Write the data out again in full, with no departure from the original.

• **Exercise data**
•••

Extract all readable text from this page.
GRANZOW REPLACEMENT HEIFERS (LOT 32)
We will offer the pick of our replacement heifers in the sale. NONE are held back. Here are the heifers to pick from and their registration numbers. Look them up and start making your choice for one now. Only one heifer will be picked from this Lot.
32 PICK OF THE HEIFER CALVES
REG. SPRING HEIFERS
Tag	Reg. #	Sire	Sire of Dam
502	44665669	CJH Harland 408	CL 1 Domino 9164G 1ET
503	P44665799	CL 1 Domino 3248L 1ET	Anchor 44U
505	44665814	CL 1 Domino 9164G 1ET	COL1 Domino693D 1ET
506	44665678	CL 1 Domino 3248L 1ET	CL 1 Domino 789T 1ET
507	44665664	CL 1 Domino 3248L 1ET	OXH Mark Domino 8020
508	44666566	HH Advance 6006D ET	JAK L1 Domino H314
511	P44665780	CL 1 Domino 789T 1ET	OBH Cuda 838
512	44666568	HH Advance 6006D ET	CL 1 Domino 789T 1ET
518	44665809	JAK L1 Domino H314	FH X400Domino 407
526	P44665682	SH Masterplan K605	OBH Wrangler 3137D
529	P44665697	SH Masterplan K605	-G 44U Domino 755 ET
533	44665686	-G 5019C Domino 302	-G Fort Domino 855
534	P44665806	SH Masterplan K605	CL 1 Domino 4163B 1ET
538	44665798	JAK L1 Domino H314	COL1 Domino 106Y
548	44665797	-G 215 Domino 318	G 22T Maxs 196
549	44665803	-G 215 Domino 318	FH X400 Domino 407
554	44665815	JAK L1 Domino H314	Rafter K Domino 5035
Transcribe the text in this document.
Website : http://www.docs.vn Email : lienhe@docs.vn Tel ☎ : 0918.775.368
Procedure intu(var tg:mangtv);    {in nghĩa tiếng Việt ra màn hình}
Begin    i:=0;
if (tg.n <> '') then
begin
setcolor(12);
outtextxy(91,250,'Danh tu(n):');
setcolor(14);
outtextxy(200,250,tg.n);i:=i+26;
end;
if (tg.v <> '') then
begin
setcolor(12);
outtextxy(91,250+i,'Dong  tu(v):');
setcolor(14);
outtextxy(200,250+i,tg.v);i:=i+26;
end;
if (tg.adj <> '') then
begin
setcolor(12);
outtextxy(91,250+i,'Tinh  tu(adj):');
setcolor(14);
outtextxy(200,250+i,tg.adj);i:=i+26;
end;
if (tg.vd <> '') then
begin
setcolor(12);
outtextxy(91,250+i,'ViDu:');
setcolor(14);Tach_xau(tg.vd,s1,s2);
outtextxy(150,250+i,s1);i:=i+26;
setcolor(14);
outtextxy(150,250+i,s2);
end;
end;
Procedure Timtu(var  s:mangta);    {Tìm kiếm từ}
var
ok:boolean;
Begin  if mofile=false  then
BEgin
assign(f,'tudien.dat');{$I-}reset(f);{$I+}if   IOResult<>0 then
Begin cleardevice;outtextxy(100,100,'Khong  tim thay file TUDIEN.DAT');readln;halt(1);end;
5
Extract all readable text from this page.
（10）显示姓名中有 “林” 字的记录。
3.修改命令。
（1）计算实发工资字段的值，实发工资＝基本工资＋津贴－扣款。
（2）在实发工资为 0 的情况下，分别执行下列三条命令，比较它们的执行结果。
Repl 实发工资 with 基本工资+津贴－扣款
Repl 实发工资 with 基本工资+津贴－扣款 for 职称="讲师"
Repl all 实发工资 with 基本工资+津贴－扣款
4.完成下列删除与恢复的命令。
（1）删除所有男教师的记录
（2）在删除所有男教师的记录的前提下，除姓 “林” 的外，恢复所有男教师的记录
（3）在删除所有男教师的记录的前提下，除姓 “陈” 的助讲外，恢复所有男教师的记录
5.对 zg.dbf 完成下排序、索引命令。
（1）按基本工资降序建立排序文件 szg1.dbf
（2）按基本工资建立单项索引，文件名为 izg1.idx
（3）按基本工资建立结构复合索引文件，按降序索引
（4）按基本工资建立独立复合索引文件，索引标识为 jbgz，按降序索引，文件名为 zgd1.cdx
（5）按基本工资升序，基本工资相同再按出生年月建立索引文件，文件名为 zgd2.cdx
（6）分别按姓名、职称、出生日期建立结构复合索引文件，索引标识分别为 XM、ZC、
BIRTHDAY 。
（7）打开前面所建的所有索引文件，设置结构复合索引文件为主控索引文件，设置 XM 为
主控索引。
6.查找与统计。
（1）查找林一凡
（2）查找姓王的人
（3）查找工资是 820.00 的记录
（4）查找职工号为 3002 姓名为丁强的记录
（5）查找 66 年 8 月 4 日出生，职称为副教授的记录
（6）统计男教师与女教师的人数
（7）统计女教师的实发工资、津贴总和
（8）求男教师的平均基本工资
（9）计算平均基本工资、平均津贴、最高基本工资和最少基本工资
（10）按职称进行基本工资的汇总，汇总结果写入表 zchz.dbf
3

•••

• **Exercise response**
Extract all readable text from this page.
GRANZOW REPLACEMENT HEIFERS (LOT 32)
We will offer the pick of our replacement heifers in the sale. NONE are held back. Here are the heifers to pick from and their registration numbers. Look them up and start making your choice for one now. Only one heifer will be picked from this Lot.
32 PICK OF THE HEIFER CALVES
REG. SPRING HEIFERS
Tag	Reg. #	Sire	Sire of Dam
502	44665669	CJH Harland 408	CL 1 Domino 9164G 1ET
503	P44665799	CL 1 Domino 3248L 1ET	Anchor 44U
505	44665814	CL 1 Domino 9164G 1ET	COL1 Domino693D 1ET
506	44665678	CL 1 Domino 3248L 1ET	CL 1 Domino 789T 1ET
507	44665664	CL 1 Domino 3248L 1ET	OXH Mark Domino 8020
508	44666566	HH Advance 6006D ET	JAK L1 Domino H314
511	P44665780	CL 1 Domino 789T 1ET	OBH Cuda 838
512	44666568	HH Advance 6006D ET	CL 1 Domino 789T 1ET
518	44665809	JAK L1 Domino H314	FH X400Domino 407
526	P44665682	SH Masterplan K605	OBH Wrangler 3137D
529	P44665697	SH Masterplan K605	-G 44U Domino 755 ET
533	44665686	-G 5019C Domino 302	-G Fort Domino 855
534	P44665806	SH Masterplan K605	CL 1 Domino 4163B 1ET
538	44665798	JAK L1 Domino H314	COL1 Domino 106Y
548	44665797	-G 215 Domino 318	G 22T Maxs 196
549	44665803	-G 215 Domino 318	FH X400 Domino 407
554	44665815	JAK L1 Domino H314	Rafter K Domino 5035
Transcribe the text in this document.
Website : http://www.docs.vn Email : lienhe@docs.vn Tel ☎ : 0918.775.368
Procedure intu(var tg:mangtv);    {in nghĩa tiếng Việt ra màn hình}
Begin    i:=0;
if (tg.n <> '') then
begin
setcolor(12);
outtextxy(91,250,'Danh tu(n):');
setcolor(14);
outtextxy(200,250,tg.n);i:=i+26;
end;
if (tg.v <> '') then
begin
setcolor(12);
outtextxy(91,250+i,'Dong  tu(v):');
setcolor(14);
outtextxy(200,250+i,tg.v);i:=i+26;
end;
if (tg.adj <> '') then
begin
setcolor(12);
outtextxy(91,250+i,'Tinh  tu(adj):');
setcolor(14);
outtextxy(200,250+i,tg.adj);i:=i+26;
end;
if (tg.vd <> '') then
begin
setcolor(12);
outtextxy(91,250+i,'ViDu:');
setcolor(14);Tach_xau(tg.vd,s1,s2);
outtextxy(150,250+i,s1);i:=i+26;
setcolor(14);
outtextxy(150,250+i,s2);
end;
end;
Procedure Timtu(var  s:mangta);    {Tìm kiếm từ}
var
ok:boolean;
Begin  if mofile=false  then
BEgin
assign(f,'tudien.dat');{$I-}reset(f);{$I+}if   IOResult<>0 then
Begin cleardevice;outtextxy(100,100,'Khong  tim thay file TUDIEN.DAT');readln;halt(1);end;
5
Extract all readable text from this page.
（10）显示姓名中有 “林” 字的记录。
3.修改命令。
（1）计算实发工资字段的值，实发工资＝基本工资＋津贴－扣款。
（2）在实发工资为 0 的情况下，分别执行下列三条命令，比较它们的执行结果。
Repl 实发工资 with 基本工资+津贴－扣款
Repl 实发工资 with 基本工资+津贴－扣款 for 职称="讲师"
Repl all 实发工资 with 基本工资+津贴－扣款
4.完成下列删除与恢复的命令。
（1）删除所有男教师的记录
（2）在删除所有男教师的记录的前提下，除姓 “林” 的外，恢复所有男教师的记录
（3）在删除所有男教师的记录的前提下，除姓 “陈” 的助讲外，恢复所有男教师的记录
5.对 zg.dbf 完成下排序、索引命令。
（1）按基本工资降序建立排序文件 szg1.dbf
（2）按基本工资建立单项索引，文件名为 izg1.idx
（3）按基本工资建立结构复合索引文件，按降序索引
（4）按基本工资建立独立复合索引文件，索引标识为 jbgz，按降序索引，文件名为 zgd1.cdx
（5）按基本工资升序，基本工资相同再按出生年月建立索引文件，文件名为 zgd2.cdx
（6）分别按姓名、职称、出生日期建立结构复合索引文件，索引标识分别为 XM、ZC、
BIRTHDAY 。
（7）打开前面所建的所有索引文件，设置结构复合索引文件为主控索引文件，设置 XM 为
主控索引。
6.查找与统计。
（1）查找林一凡
（2）查找姓王的人
（3）查找工资是 820.00 的记录
（4）查找职工号为 3002 姓名为丁强的记录
（5）查找 66 年 8 月 4 日出生，职称为副教授的记录
（6）统计男教师与女教师的人数
（7）统计女教师的实发工资、津贴总和
（8）求男教师的平均基本工资
（9）计算平均基本工资、平均津贴、最高基本工资和最少基本工资
（10）按职称进行基本工资的汇总，汇总结果写入表 zchz.dbf
3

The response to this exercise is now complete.